» **Available records**
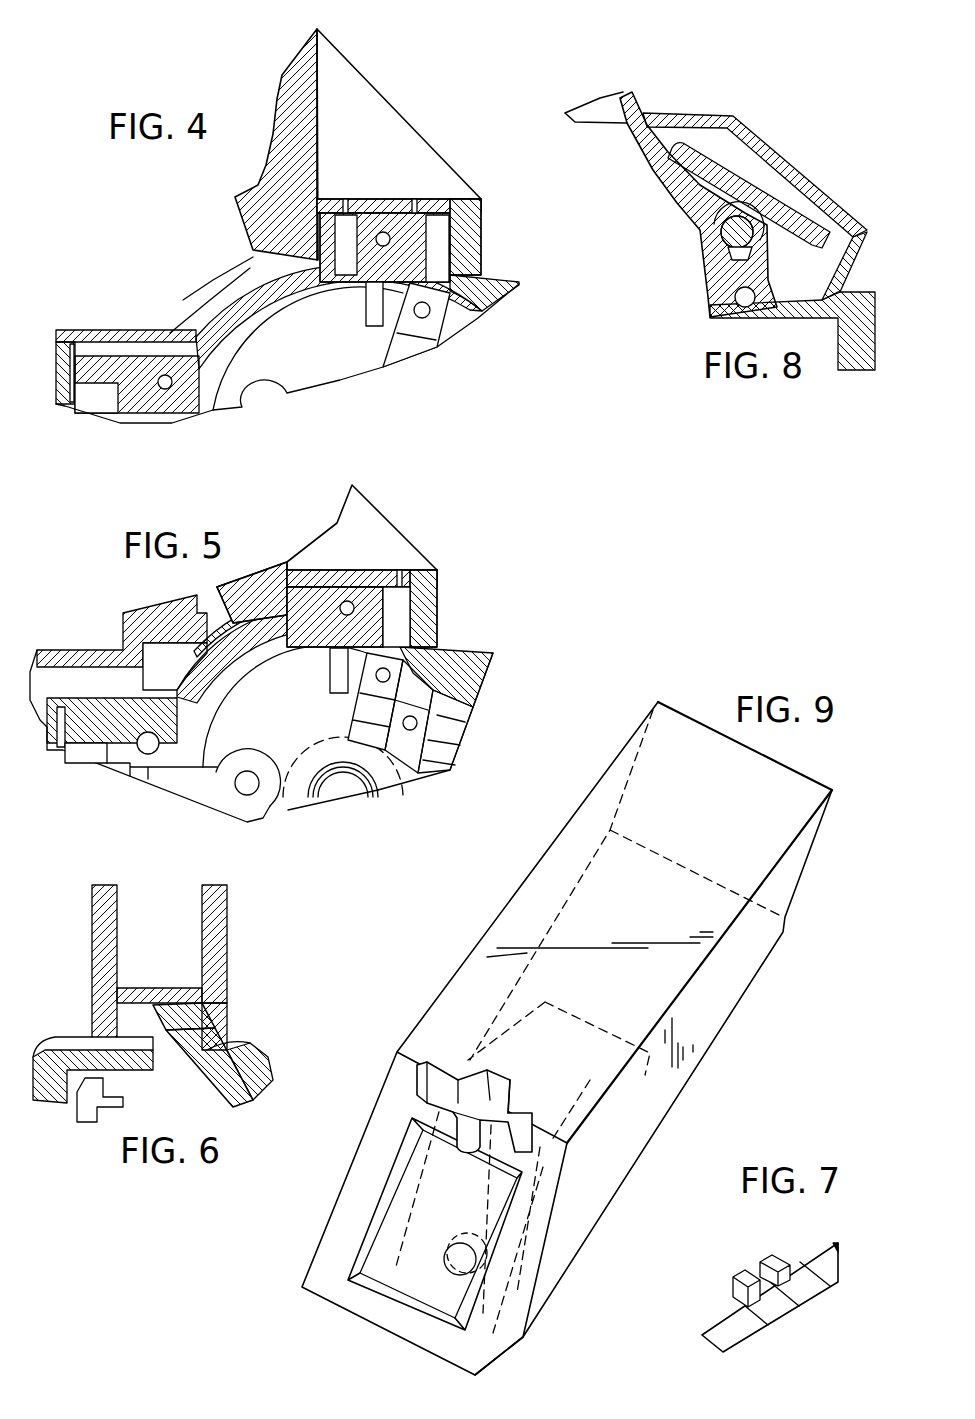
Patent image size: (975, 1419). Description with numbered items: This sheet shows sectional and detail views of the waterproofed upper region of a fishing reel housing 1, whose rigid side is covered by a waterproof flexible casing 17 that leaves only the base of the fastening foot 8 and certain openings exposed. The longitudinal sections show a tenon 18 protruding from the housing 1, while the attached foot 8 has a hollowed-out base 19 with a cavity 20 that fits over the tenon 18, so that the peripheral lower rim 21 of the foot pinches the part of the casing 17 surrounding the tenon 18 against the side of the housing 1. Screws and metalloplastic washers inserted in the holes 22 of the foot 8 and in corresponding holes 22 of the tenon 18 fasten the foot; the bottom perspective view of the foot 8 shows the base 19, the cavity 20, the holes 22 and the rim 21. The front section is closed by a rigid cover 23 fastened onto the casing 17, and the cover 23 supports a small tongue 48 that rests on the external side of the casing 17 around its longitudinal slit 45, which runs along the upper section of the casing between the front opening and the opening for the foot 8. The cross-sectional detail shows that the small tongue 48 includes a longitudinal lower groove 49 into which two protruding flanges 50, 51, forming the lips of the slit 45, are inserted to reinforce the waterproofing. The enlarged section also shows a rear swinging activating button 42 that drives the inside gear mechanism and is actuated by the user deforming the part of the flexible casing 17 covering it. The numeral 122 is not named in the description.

In FIG. 4, the housing 1 is at (495, 306).
In FIG. 6, the housing 1 is at (202, 1080).
In FIG. 4, the fastening foot 8 is at (430, 149).
In FIG. 5, the fastening foot 8 is at (368, 520).
In FIG. 6, the fastening foot 8 is at (222, 921).
In FIG. 9, the fastening foot 8 is at (717, 993).
In FIG. 4, the waterproof flexible casing 17 is at (481, 278).
In FIG. 8, the waterproof flexible casing 17 is at (812, 192).
In FIG. 6, the waterproof flexible casing 17 is at (267, 1060).
In FIG. 7, the waterproof flexible casing 17 is at (803, 1262).
In FIG. 4, the tenon 18 is at (409, 216).
In FIG. 6, the tenon 18 is at (183, 1020).
In FIG. 9, the tenon 18 is at (474, 1107).
In FIG. 9, the base 19 is at (445, 1347).
In FIG. 9, the cavity 20 is at (410, 1258).
In FIG. 4, the peripheral lower rim 21 is at (475, 240).
In FIG. 6, the peripheral lower rim 21 is at (223, 1032).
In FIG. 9, the peripheral lower rim 21 is at (477, 1340).
In FIG. 4, the holes 22 is at (345, 209).
In FIG. 5, the holes 22 is at (399, 575).
In FIG. 9, the holes 22 is at (447, 1258).
In FIG. 4, the rigid cover 23 is at (58, 359).
In FIG. 8, the activating button 42 is at (723, 172).
In FIG. 7, the longitudinal slit 45 is at (753, 1283).
In FIG. 4, the small tongue 48 is at (199, 299).
In FIG. 7, the small tongue 48 is at (778, 1267).
In FIG. 7, the groove 49 is at (752, 1295).
In FIG. 7, the protruding flange 50 is at (773, 1305).
In FIG. 7, the protruding flange 51 is at (755, 1292).
In FIG. 4, the slot 122 is at (344, 240).
In FIG. 5, the slot 122 is at (405, 609).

» **What you will do**
Convert every line of the rows above into a single numbered list, skipping blank lines and leaving out the pictures.

» **Exercise output**
1. Patent image size: (975, 1419). Description with numbered items: This sheet shows sectional and detail views of the waterproofed upper region of a fishing reel housing 1, whose rigid side is covered by a waterproof flexible casing 17 that leaves only the base of the fastening foot 8 and certain openings exposed. The longitudinal sections show a tenon 18 protruding from the housing 1, while the attached foot 8 has a hollowed-out base 19 with a cavity 20 that fits over the tenon 18, so that the peripheral lower rim 21 of the foot pinches the part of the casing 17 surrounding the tenon 18 against the side of the housing 1. Screws and metalloplastic washers inserted in the holes 22 of the foot 8 and in corresponding holes 22 of the tenon 18 fasten the foot; the bottom perspective view of the foot 8 shows the base 19, the cavity 20, the holes 22 and the rim 21. The front section is closed by a rigid cover 23 fastened onto the casing 17, and the cover 23 supports a small tongue 48 that rests on the external side of the casing 17 around its longitudinal slit 45, which runs along the upper section of the casing between the front opening and the opening for the foot 8. The cross-sectional detail shows that the small tongue 48 includes a longitudinal lower groove 49 into which two protruding flanges 50, 51, forming the lips of the slit 45, are inserted to reinforce the waterproofing. The enlarged section also shows a rear swinging activating button 42 that drives the inside gear mechanism and is actuated by the user deforming the part of the flexible casing 17 covering it. The numeral 122 is not named in the description.
2. In FIG. 4, the housing 1 is at (495, 306).
3. In FIG. 6, the housing 1 is at (202, 1080).
4. In FIG. 4, the fastening foot 8 is at (430, 149).
5. In FIG. 5, the fastening foot 8 is at (368, 520).
6. In FIG. 6, the fastening foot 8 is at (222, 921).
7. In FIG. 9, the fastening foot 8 is at (717, 993).
8. In FIG. 4, the waterproof flexible casing 17 is at (481, 278).
9. In FIG. 8, the waterproof flexible casing 17 is at (812, 192).
10. In FIG. 6, the waterproof flexible casing 17 is at (267, 1060).
11. In FIG. 7, the waterproof flexible casing 17 is at (803, 1262).
12. In FIG. 4, the tenon 18 is at (409, 216).
13. In FIG. 6, the tenon 18 is at (183, 1020).
14. In FIG. 9, the tenon 18 is at (474, 1107).
15. In FIG. 9, the base 19 is at (445, 1347).
16. In FIG. 9, the cavity 20 is at (410, 1258).
17. In FIG. 4, the peripheral lower rim 21 is at (475, 240).
18. In FIG. 6, the peripheral lower rim 21 is at (223, 1032).
19. In FIG. 9, the peripheral lower rim 21 is at (477, 1340).
20. In FIG. 4, the holes 22 is at (345, 209).
21. In FIG. 5, the holes 22 is at (399, 575).
22. In FIG. 9, the holes 22 is at (447, 1258).
23. In FIG. 4, the rigid cover 23 is at (58, 359).
24. In FIG. 8, the activating button 42 is at (723, 172).
25. In FIG. 7, the longitudinal slit 45 is at (753, 1283).
26. In FIG. 4, the small tongue 48 is at (199, 299).
27. In FIG. 7, the small tongue 48 is at (778, 1267).
28. In FIG. 7, the groove 49 is at (752, 1295).
29. In FIG. 7, the protruding flange 50 is at (773, 1305).
30. In FIG. 7, the protruding flange 51 is at (755, 1292).
31. In FIG. 4, the slot 122 is at (344, 240).
32. In FIG. 5, the slot 122 is at (405, 609).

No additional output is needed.